Do any lines in the data below contain "anti"? If so, copy every one of them.

* _Records for the task_
============================================================

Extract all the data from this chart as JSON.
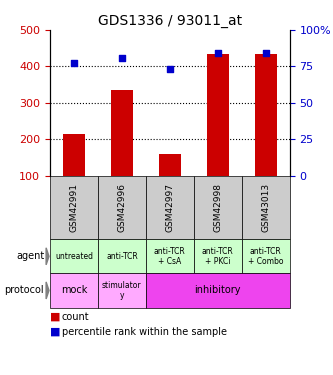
{
  "title": "GDS1336 / 93011_at",
  "samples": [
    "GSM42991",
    "GSM42996",
    "GSM42997",
    "GSM42998",
    "GSM43013"
  ],
  "counts": [
    215,
    335,
    158,
    435,
    435
  ],
  "percentile_ranks": [
    77,
    81,
    73,
    84,
    84
  ],
  "ylim_left": [
    100,
    500
  ],
  "ylim_right": [
    0,
    100
  ],
  "yticks_left": [
    100,
    200,
    300,
    400,
    500
  ],
  "yticks_right": [
    0,
    25,
    50,
    75,
    100
  ],
  "ytick_right_labels": [
    "0",
    "25",
    "50",
    "75",
    "100%"
  ],
  "bar_color": "#cc0000",
  "dot_color": "#0000cc",
  "agent_labels": [
    "untreated",
    "anti-TCR",
    "anti-TCR\n+ CsA",
    "anti-TCR\n+ PKCi",
    "anti-TCR\n+ Combo"
  ],
  "agent_bg": "#ccffcc",
  "sample_bg": "#cccccc",
  "mock_bg": "#ffaaff",
  "stimulatory_bg": "#ffaaff",
  "inhibitory_bg": "#ee44ee",
  "legend_count_color": "#cc0000",
  "legend_dot_color": "#0000cc"
}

============================================================

* _Answer to the problem_
    "anti-TCR",
    "anti-TCR\n+ CsA",
    "anti-TCR\n+ PKCi",
    "anti-TCR\n+ Combo"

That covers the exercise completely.